> Aim of the task
Exact reproduction is required for all entries.

= = = =

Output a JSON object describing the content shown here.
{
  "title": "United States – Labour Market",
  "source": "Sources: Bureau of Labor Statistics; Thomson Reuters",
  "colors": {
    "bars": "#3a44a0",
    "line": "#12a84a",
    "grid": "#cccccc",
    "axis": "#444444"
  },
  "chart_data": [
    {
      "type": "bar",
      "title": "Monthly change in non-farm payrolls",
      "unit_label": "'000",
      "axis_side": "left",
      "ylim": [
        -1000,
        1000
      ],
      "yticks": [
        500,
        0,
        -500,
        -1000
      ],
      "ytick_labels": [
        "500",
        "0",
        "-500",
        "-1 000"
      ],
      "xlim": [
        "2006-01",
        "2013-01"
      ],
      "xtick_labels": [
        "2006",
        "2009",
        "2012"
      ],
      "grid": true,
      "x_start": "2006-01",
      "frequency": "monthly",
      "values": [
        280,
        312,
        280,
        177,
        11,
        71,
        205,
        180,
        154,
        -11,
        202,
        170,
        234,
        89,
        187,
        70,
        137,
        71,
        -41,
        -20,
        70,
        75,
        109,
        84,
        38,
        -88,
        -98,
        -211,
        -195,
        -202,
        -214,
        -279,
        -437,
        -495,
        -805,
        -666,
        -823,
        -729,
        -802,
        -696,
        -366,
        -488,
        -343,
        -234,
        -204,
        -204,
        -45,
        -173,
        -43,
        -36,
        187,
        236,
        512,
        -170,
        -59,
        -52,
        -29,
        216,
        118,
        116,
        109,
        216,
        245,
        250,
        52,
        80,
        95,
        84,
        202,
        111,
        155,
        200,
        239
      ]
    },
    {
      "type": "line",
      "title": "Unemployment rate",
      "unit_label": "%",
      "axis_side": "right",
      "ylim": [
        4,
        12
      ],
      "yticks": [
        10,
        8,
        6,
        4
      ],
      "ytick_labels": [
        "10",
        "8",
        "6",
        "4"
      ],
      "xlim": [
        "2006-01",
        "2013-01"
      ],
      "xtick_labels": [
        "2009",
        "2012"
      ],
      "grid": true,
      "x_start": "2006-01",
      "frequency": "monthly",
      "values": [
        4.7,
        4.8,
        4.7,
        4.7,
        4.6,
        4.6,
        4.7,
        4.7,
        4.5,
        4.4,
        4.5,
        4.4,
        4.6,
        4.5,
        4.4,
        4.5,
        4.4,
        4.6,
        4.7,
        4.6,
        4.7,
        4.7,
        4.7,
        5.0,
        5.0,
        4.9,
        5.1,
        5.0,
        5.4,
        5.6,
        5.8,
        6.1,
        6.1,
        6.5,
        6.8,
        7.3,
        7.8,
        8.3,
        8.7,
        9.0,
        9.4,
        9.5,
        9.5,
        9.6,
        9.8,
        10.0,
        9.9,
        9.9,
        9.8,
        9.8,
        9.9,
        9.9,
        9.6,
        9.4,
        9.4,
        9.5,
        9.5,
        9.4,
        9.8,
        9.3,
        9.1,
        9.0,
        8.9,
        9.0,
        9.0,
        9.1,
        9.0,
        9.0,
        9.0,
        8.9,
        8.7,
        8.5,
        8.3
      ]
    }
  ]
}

= = = =

> Answer to this problem
Output a JSON object describing the content shown here.
{
  "title": "United States – Labour Market",
  "source": "Sources: Bureau of Labor Statistics; Thomson Reuters",
  "colors": {
    "bars": "#3a44a0",
    "line": "#12a84a",
    "grid": "#cccccc",
    "axis": "#444444"
  },
  "chart_data": [
    {
      "type": "bar",
      "title": "Monthly change in non-farm payrolls",
      "unit_label": "'000",
      "axis_side": "left",
      "ylim": [
        -1000,
        1000
      ],
      "yticks": [
        500,
        0,
        -500,
        -1000
      ],
      "ytick_labels": [
        "500",
        "0",
        "-500",
        "-1 000"
      ],
      "xlim": [
        "2006-01",
        "2013-01"
      ],
      "xtick_labels": [
        "2006",
        "2009",
        "2012"
      ],
      "grid": true,
      "x_start": "2006-01",
      "frequency": "monthly",
      "values": [
        280,
        312,
        280,
        177,
        11,
        71,
        205,
        180,
        154,
        -11,
        202,
        170,
        234,
        89,
        187,
        70,
        137,
        71,
        -41,
        -20,
        70,
        75,
        109,
        84,
        38,
        -88,
        -98,
        -211,
        -195,
        -202,
        -214,
        -279,
        -437,
        -495,
        -805,
        -666,
        -823,
        -729,
        -802,
        -696,
        -366,
        -488,
        -343,
        -234,
        -204,
        -204,
        -45,
        -173,
        -43,
        -36,
        187,
        236,
        512,
        -170,
        -59,
        -52,
        -29,
        216,
        118,
        116,
        109,
        216,
        245,
        250,
        52,
        80,
        95,
        84,
        202,
        111,
        155,
        200,
        239
      ]
    },
    {
      "type": "line",
      "title": "Unemployment rate",
      "unit_label": "%",
      "axis_side": "right",
      "ylim": [
        4,
        12
      ],
      "yticks": [
        10,
        8,
        6,
        4
      ],
      "ytick_labels": [
        "10",
        "8",
        "6",
        "4"
      ],
      "xlim": [
        "2006-01",
        "2013-01"
      ],
      "xtick_labels": [
        "2009",
        "2012"
      ],
      "grid": true,
      "x_start": "2006-01",
      "frequency": "monthly",
      "values": [
        4.7,
        4.8,
        4.7,
        4.7,
        4.6,
        4.6,
        4.7,
        4.7,
        4.5,
        4.4,
        4.5,
        4.4,
        4.6,
        4.5,
        4.4,
        4.5,
        4.4,
        4.6,
        4.7,
        4.6,
        4.7,
        4.7,
        4.7,
        5.0,
        5.0,
        4.9,
        5.1,
        5.0,
        5.4,
        5.6,
        5.8,
        6.1,
        6.1,
        6.5,
        6.8,
        7.3,
        7.8,
        8.3,
        8.7,
        9.0,
        9.4,
        9.5,
        9.5,
        9.6,
        9.8,
        10.0,
        9.9,
        9.9,
        9.8,
        9.8,
        9.9,
        9.9,
        9.6,
        9.4,
        9.4,
        9.5,
        9.5,
        9.4,
        9.8,
        9.3,
        9.1,
        9.0,
        8.9,
        9.0,
        9.0,
        9.1,
        9.0,
        9.0,
        9.0,
        8.9,
        8.7,
        8.5,
        8.3
      ]
    }
  ]
}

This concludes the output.